• GOAL OF THE EXERCISE:
Reproduce the entries below with each occurrence of "wind-cell" changed to "wind-tile", keeping everything else the same.
· · ·
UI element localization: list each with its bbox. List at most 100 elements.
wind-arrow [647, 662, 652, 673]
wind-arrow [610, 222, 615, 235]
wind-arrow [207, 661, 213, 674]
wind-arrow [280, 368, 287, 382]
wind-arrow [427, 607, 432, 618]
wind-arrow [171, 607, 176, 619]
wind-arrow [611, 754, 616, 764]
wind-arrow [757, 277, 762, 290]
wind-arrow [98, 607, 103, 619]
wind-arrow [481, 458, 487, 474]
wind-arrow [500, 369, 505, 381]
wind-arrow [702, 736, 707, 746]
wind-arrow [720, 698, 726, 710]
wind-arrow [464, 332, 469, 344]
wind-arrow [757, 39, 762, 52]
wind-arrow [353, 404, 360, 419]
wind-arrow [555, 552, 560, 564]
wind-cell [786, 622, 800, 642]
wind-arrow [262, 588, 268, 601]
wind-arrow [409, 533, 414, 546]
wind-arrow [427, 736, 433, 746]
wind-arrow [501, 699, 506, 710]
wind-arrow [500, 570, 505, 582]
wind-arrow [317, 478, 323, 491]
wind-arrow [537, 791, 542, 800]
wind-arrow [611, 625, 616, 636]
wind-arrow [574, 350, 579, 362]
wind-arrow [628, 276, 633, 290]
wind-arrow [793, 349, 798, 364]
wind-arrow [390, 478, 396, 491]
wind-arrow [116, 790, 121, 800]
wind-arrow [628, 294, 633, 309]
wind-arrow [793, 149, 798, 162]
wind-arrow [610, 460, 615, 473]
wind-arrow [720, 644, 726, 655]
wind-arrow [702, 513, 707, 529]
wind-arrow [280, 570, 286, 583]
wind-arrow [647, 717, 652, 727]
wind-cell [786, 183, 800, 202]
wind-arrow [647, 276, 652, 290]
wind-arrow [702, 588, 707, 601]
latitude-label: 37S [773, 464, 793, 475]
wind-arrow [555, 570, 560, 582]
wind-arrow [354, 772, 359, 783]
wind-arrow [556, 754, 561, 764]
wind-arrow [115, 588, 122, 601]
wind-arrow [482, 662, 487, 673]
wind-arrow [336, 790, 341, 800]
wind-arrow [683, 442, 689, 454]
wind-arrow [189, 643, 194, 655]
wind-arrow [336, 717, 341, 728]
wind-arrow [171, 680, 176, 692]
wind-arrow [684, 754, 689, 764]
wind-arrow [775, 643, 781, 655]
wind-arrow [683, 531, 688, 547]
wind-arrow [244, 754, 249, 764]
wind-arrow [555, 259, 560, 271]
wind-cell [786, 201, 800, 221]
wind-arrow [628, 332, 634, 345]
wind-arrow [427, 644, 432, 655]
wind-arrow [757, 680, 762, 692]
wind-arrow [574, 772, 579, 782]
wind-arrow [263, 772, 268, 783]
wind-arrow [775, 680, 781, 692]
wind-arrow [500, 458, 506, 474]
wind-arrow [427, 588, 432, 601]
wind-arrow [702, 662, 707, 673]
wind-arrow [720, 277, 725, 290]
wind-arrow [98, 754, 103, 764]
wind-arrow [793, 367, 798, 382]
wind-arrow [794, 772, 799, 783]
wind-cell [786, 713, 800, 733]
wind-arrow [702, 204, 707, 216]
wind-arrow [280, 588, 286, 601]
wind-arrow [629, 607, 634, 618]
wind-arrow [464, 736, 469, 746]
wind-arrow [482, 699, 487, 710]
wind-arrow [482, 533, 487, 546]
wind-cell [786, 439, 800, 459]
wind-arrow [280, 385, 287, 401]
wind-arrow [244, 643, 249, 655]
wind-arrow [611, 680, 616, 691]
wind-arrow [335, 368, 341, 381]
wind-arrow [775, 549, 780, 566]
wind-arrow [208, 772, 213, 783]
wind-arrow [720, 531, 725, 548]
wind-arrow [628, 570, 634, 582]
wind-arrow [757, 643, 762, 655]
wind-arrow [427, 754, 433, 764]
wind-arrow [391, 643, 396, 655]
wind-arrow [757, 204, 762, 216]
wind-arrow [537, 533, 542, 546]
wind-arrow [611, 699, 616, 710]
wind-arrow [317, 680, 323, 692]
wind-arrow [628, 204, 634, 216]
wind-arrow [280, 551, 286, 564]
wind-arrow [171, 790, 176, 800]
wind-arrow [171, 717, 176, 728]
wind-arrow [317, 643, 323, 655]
· · ·
• ANSWER TO THE PROBLEM:
UI element localization: list each with its bbox. List at most 100 elements.
wind-arrow [647, 662, 652, 673]
wind-arrow [610, 222, 615, 235]
wind-arrow [207, 661, 213, 674]
wind-arrow [280, 368, 287, 382]
wind-arrow [427, 607, 432, 618]
wind-arrow [171, 607, 176, 619]
wind-arrow [611, 754, 616, 764]
wind-arrow [757, 277, 762, 290]
wind-arrow [98, 607, 103, 619]
wind-arrow [481, 458, 487, 474]
wind-arrow [500, 369, 505, 381]
wind-arrow [702, 736, 707, 746]
wind-arrow [720, 698, 726, 710]
wind-arrow [464, 332, 469, 344]
wind-arrow [757, 39, 762, 52]
wind-arrow [353, 404, 360, 419]
wind-arrow [555, 552, 560, 564]
wind-tile [786, 622, 800, 642]
wind-arrow [262, 588, 268, 601]
wind-arrow [409, 533, 414, 546]
wind-arrow [427, 736, 433, 746]
wind-arrow [501, 699, 506, 710]
wind-arrow [500, 570, 505, 582]
wind-arrow [317, 478, 323, 491]
wind-arrow [537, 791, 542, 800]
wind-arrow [611, 625, 616, 636]
wind-arrow [574, 350, 579, 362]
wind-arrow [628, 276, 633, 290]
wind-arrow [793, 349, 798, 364]
wind-arrow [390, 478, 396, 491]
wind-arrow [116, 790, 121, 800]
wind-arrow [628, 294, 633, 309]
wind-arrow [793, 149, 798, 162]
wind-arrow [610, 460, 615, 473]
wind-arrow [720, 644, 726, 655]
wind-arrow [702, 513, 707, 529]
wind-arrow [280, 570, 286, 583]
wind-arrow [647, 717, 652, 727]
wind-tile [786, 183, 800, 202]
wind-arrow [647, 276, 652, 290]
wind-arrow [702, 588, 707, 601]
latitude-label: 37S [773, 464, 793, 475]
wind-arrow [555, 570, 560, 582]
wind-arrow [354, 772, 359, 783]
wind-arrow [556, 754, 561, 764]
wind-arrow [115, 588, 122, 601]
wind-arrow [482, 662, 487, 673]
wind-arrow [336, 790, 341, 800]
wind-arrow [683, 442, 689, 454]
wind-arrow [189, 643, 194, 655]
wind-arrow [336, 717, 341, 728]
wind-arrow [171, 680, 176, 692]
wind-arrow [684, 754, 689, 764]
wind-arrow [775, 643, 781, 655]
wind-arrow [683, 531, 688, 547]
wind-arrow [244, 754, 249, 764]
wind-arrow [555, 259, 560, 271]
wind-tile [786, 201, 800, 221]
wind-arrow [628, 332, 634, 345]
wind-arrow [427, 644, 432, 655]
wind-arrow [757, 680, 762, 692]
wind-arrow [574, 772, 579, 782]
wind-arrow [263, 772, 268, 783]
wind-arrow [775, 680, 781, 692]
wind-arrow [500, 458, 506, 474]
wind-arrow [427, 588, 432, 601]
wind-arrow [702, 662, 707, 673]
wind-arrow [720, 277, 725, 290]
wind-arrow [98, 754, 103, 764]
wind-arrow [793, 367, 798, 382]
wind-arrow [794, 772, 799, 783]
wind-tile [786, 713, 800, 733]
wind-arrow [702, 204, 707, 216]
wind-arrow [280, 588, 286, 601]
wind-arrow [629, 607, 634, 618]
wind-arrow [464, 736, 469, 746]
wind-arrow [482, 699, 487, 710]
wind-arrow [482, 533, 487, 546]
wind-tile [786, 439, 800, 459]
wind-arrow [280, 385, 287, 401]
wind-arrow [244, 643, 249, 655]
wind-arrow [611, 680, 616, 691]
wind-arrow [335, 368, 341, 381]
wind-arrow [775, 549, 780, 566]
wind-arrow [208, 772, 213, 783]
wind-arrow [720, 531, 725, 548]
wind-arrow [628, 570, 634, 582]
wind-arrow [757, 643, 762, 655]
wind-arrow [427, 754, 433, 764]
wind-arrow [391, 643, 396, 655]
wind-arrow [757, 204, 762, 216]
wind-arrow [537, 533, 542, 546]
wind-arrow [611, 699, 616, 710]
wind-arrow [317, 680, 323, 692]
wind-arrow [628, 204, 634, 216]
wind-arrow [280, 551, 286, 564]
wind-arrow [171, 790, 176, 800]
wind-arrow [171, 717, 176, 728]
wind-arrow [317, 643, 323, 655]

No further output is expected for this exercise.